> [Aim]
From the entries below, pull out each line where "Oberflächengewässer" appears.

--------------------

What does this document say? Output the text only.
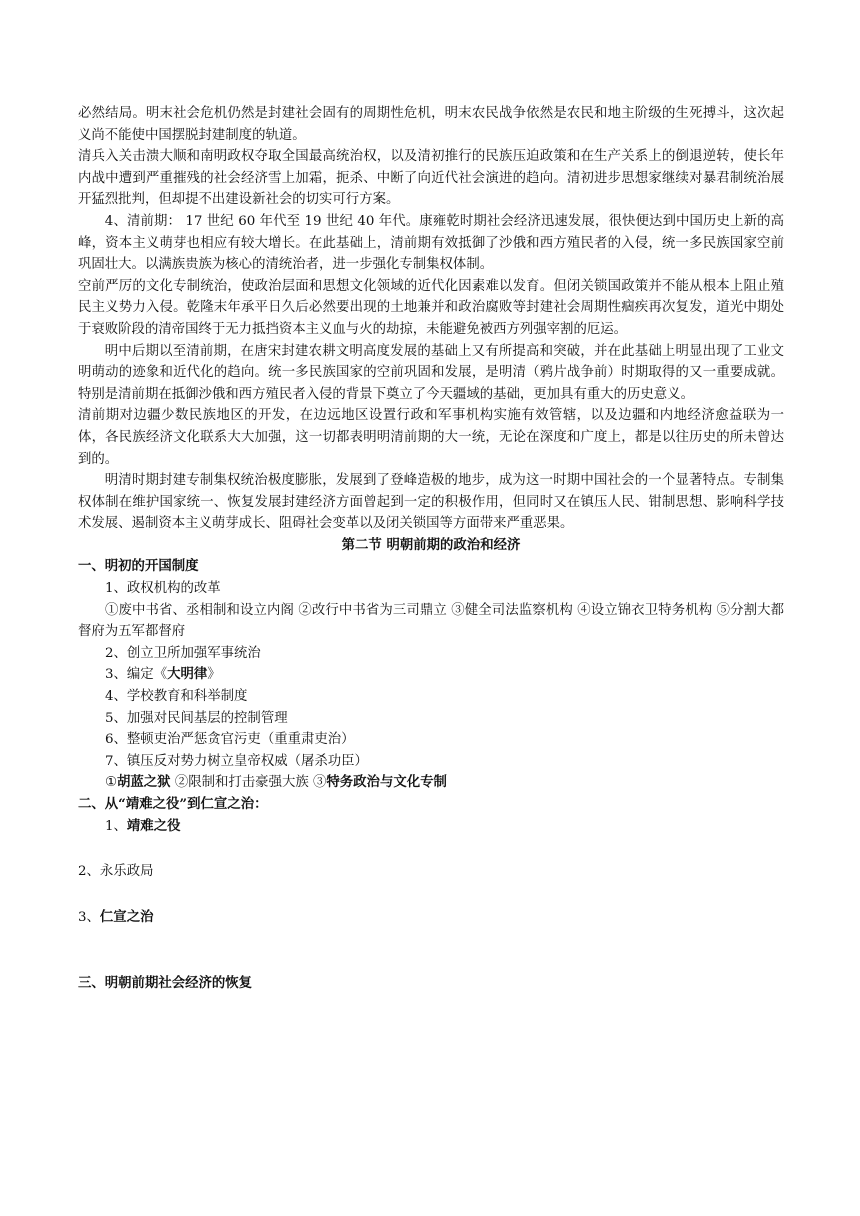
必然结局。明末社会危机仍然是封建社会固有的周期性危机，明末农民战争依然是农民和地主阶级的生死搏斗，这次起义尚不能使中国摆脱封建制度的轨道。

清兵入关击溃大顺和南明政权夺取全国最高统治权，以及清初推行的民族压迫政策和在生产关系上的倒退逆转，使长年内战中遭到严重摧残的社会经济雪上加霜，扼杀、中断了向近代社会演进的趋向。清初进步思想家继续对暴君制统治展开猛烈批判，但却提不出建设新社会的切实可行方案。

4、清前期： 17 世纪 60 年代至 19 世纪 40 年代。康雍乾时期社会经济迅速发展，很快便达到中国历史上新的高峰，资本主义萌芽也相应有较大增长。在此基础上，清前期有效抵御了沙俄和西方殖民者的入侵，统一多民族国家空前巩固壮大。以满族贵族为核心的清统治者，进一步强化专制集权体制。

空前严厉的文化专制统治，使政治层面和思想文化领域的近代化因素难以发育。但闭关锁国政策并不能从根本上阻止殖民主义势力入侵。乾隆末年承平日久后必然要出现的土地兼并和政治腐败等封建社会周期性痼疾再次复发，道光中期处于衰败阶段的清帝国终于无力抵挡资本主义血与火的劫掠，未能避免被西方列强宰割的厄运。

明中后期以至清前期，在唐宋封建农耕文明高度发展的基础上又有所提高和突破，并在此基础上明显出现了工业文明萌动的迹象和近代化的趋向。统一多民族国家的空前巩固和发展，是明清（鸦片战争前）时期取得的又一重要成就。特别是清前期在抵御沙俄和西方殖民者入侵的背景下奠立了今天疆域的基础，更加具有重大的历史意义。

清前期对边疆少数民族地区的开发，在边远地区设置行政和军事机构实施有效管辖，以及边疆和内地经济愈益联为一体，各民族经济文化联系大大加强，这一切都表明明清前期的大一统，无论在深度和广度上，都是以往历史的所未曾达到的。

明清时期封建专制集权统治极度膨胀，发展到了登峰造极的地步，成为这一时期中国社会的一个显著特点。专制集权体制在维护国家统一、恢复发展封建经济方面曾起到一定的积极作用，但同时又在镇压人民、钳制思想、影响科学技术发展、遏制资本主义萌芽成长、阻碍社会变革以及闭关锁国等方面带来严重恶果。

第二节 明朝前期的政治和经济

一、明初的开国制度

1、政权机构的改革

①废中书省、丞相制和设立内阁 ②改行中书省为三司鼎立 ③健全司法监察机构 ④设立锦衣卫特务机构 ⑤分割大都督府为五军都督府

2、创立卫所加强军事统治

3、编定《大明律》

4、学校教育和科举制度

5、加强对民间基层的控制管理

6、整顿吏治严惩贪官污吏（重重肃吏治）

7、镇压反对势力树立皇帝权威（屠杀功臣）

①胡蓝之狱 ②限制和打击豪强大族 ③特务政治与文化专制

二、从“靖难之役”到仁宣之治：

1、靖难之役

2、永乐政局

3、仁宣之治

三、明朝前期社会经济的恢复
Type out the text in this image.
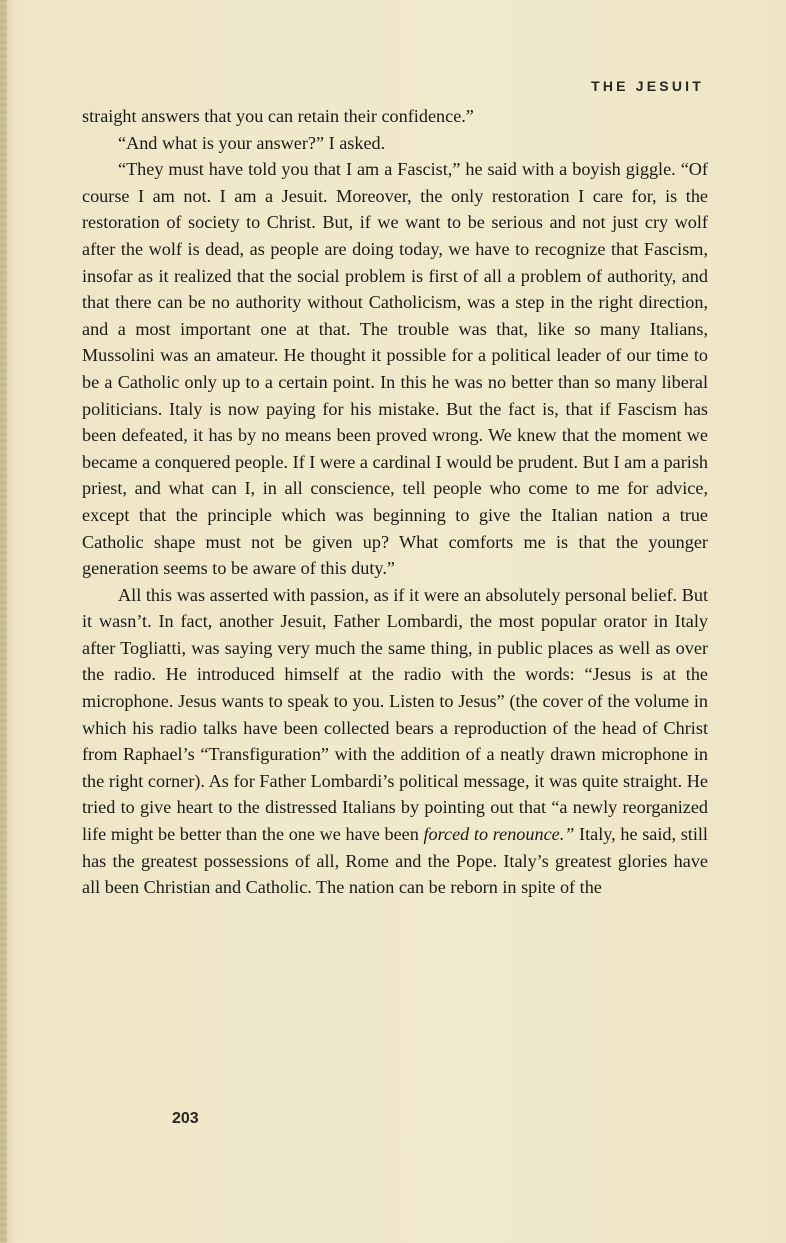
THE JESUIT

straight answers that you can retain their confidence.”

“And what is your answer?” I asked.

“They must have told you that I am a Fascist,” he said with a boyish giggle. “Of course I am not. I am a Jesuit. Moreover, the only restoration I care for, is the restoration of society to Christ. But, if we want to be serious and not just cry wolf after the wolf is dead, as people are doing today, we have to recognize that Fascism, insofar as it realized that the social problem is first of all a problem of authority, and that there can be no authority without Catholicism, was a step in the right direction, and a most important one at that. The trouble was that, like so many Italians, Mussolini was an amateur. He thought it possible for a political leader of our time to be a Catholic only up to a certain point. In this he was no better than so many liberal politicians. Italy is now paying for his mistake. But the fact is, that if Fascism has been defeated, it has by no means been proved wrong. We knew that the moment we became a conquered people. If I were a cardinal I would be prudent. But I am a parish priest, and what can I, in all conscience, tell people who come to me for advice, except that the principle which was beginning to give the Italian nation a true Catholic shape must not be given up? What comforts me is that the younger generation seems to be aware of this duty.”

All this was asserted with passion, as if it were an absolutely personal belief. But it wasn’t. In fact, another Jesuit, Father Lombardi, the most popular orator in Italy after Togliatti, was saying very much the same thing, in public places as well as over the radio. He introduced himself at the radio with the words: “Jesus is at the microphone. Jesus wants to speak to you. Listen to Jesus” (the cover of the volume in which his radio talks have been collected bears a reproduction of the head of Christ from Raphael’s “Transfiguration” with the addition of a neatly drawn microphone in the right corner). As for Father Lombardi’s political message, it was quite straight. He tried to give heart to the distressed Italians by pointing out that “a newly reorganized life might be better than the one we have been forced to renounce.” Italy, he said, still has the greatest possessions of all, Rome and the Pope. Italy’s greatest glories have all been Christian and Catholic. The nation can be reborn in spite of the

203
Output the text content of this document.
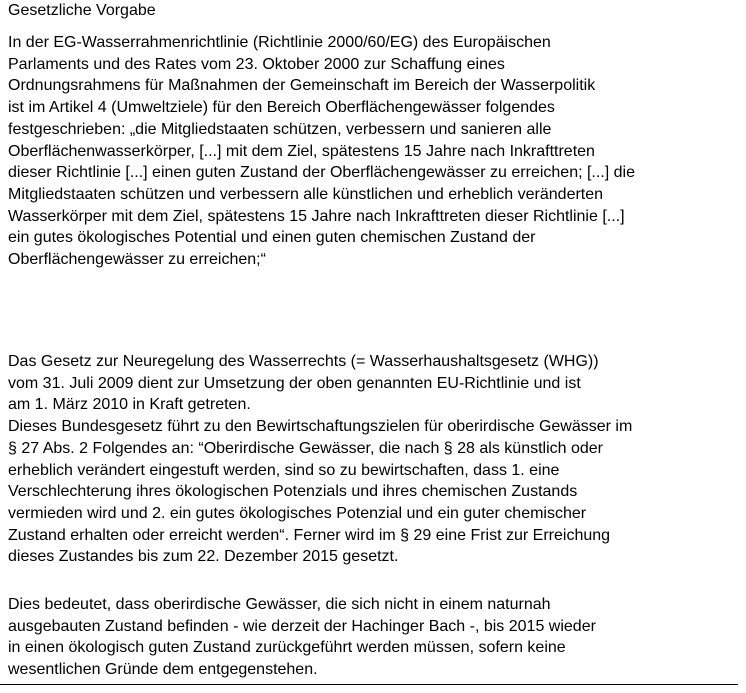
Gesetzliche Vorgabe
In der EG-Wasserrahmenrichtlinie (Richtlinie 2000/60/EG) des Europäischen
Parlaments und des Rates vom 23. Oktober 2000 zur Schaffung eines
Ordnungsrahmens für Maßnahmen der Gemeinschaft im Bereich der Wasserpolitik
ist im Artikel 4 (Umweltziele) für den Bereich Oberflächengewässer folgendes
festgeschrieben: „die Mitgliedstaaten schützen, verbessern und sanieren alle
Oberflächenwasserkörper, [...] mit dem Ziel, spätestens 15 Jahre nach Inkrafttreten
dieser Richtlinie [...] einen guten Zustand der Oberflächengewässer zu erreichen; [...] die
Mitgliedstaaten schützen und verbessern alle künstlichen und erheblich veränderten
Wasserkörper mit dem Ziel, spätestens 15 Jahre nach Inkrafttreten dieser Richtlinie [...]
ein gutes ökologisches Potential und einen guten chemischen Zustand der
Oberflächengewässer zu erreichen;“
Das Gesetz zur Neuregelung des Wasserrechts (= Wasserhaushaltsgesetz (WHG))
vom 31. Juli 2009 dient zur Umsetzung der oben genannten EU-Richtlinie und ist
am 1. März 2010 in Kraft getreten.
Dieses Bundesgesetz führt zu den Bewirtschaftungszielen für oberirdische Gewässer im
§ 27 Abs. 2 Folgendes an: “Oberirdische Gewässer, die nach § 28 als künstlich oder
erheblich verändert eingestuft werden, sind so zu bewirtschaften, dass 1. eine
Verschlechterung ihres ökologischen Potenzials und ihres chemischen Zustands
vermieden wird und 2. ein gutes ökologisches Potenzial und ein guter chemischer
Zustand erhalten oder erreicht werden“. Ferner wird im § 29 eine Frist zur Erreichung
dieses Zustandes bis zum 22. Dezember 2015 gesetzt.
Dies bedeutet, dass oberirdische Gewässer, die sich nicht in einem naturnah
ausgebauten Zustand befinden - wie derzeit der Hachinger Bach -, bis 2015 wieder
in einen ökologisch guten Zustand zurückgeführt werden müssen, sofern keine
wesentlichen Gründe dem entgegenstehen.
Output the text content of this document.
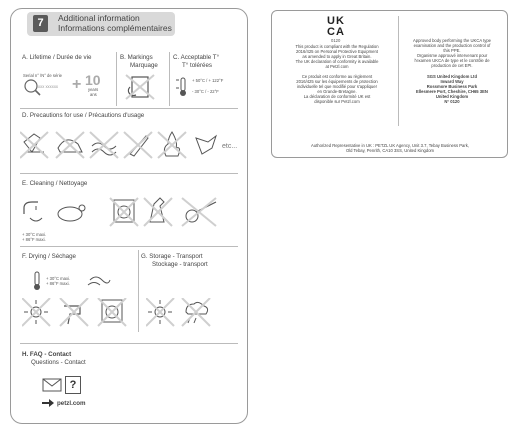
7	Additional information
Informations complémentaires
A. Lifetime / Durée de vie
Serial n° /N° de série
xxx xxxxxx + 10
years
ans
B. Markings
Marquage
C. Acceptable T°
T° tolérées
+ 50°C / + 122°F
- 30°C / - 22°F
D. Precautions for use / Précautions d'usage
etc...
E. Cleaning / Nettoyage
+ 30°C maxi.
+ 86°F maxi.
F. Drying / Séchage
+ 30°C maxi.
+ 86°F maxi.
G. Storage - Transport
Stockage - transport
H. FAQ - Contact
Questions - Contact
?
petzl.com
UK
CA
0120
This product is compliant with the Regulation
2016/425 on Personal Protective Equipment
as amended to apply in Great Britain.
The UK declaration of conformity is available
at Petzl.com

Ce produit est conforme au règlement
2016/425 sur les équipements de protection
individuelle tel que modifié pour s'appliquer
en Grande-Bretagne.
La déclaration de conformité UK est
disponible sur Petzl.com
Approved body performing the UKCA type
examination and the production control of
this PPE.
Organisme approuvé intervenant pour
l'examen UKCA de type et le contrôle de
production de cet EPI.
SGS United Kingdom Ltd
Inward Way
Rossmore Business Park
Ellesmere Port, Cheshire, CH65 3EN
United Kingdom
N° 0120
Authorized Representative in UK : PETZL UK Agency, Unit 3.7, Tebay Business Park,
Old Tebay, Penrith, CA10 3SS, United Kingdom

--------------------

> [Exercise output]
ist im Artikel 4 (Umweltziele) für den Bereich Oberflächengewässer folgendes
dieser Richtlinie [...] einen guten Zustand der Oberflächengewässer zu erreichen; [...] die
Oberflächengewässer zu erreichen;“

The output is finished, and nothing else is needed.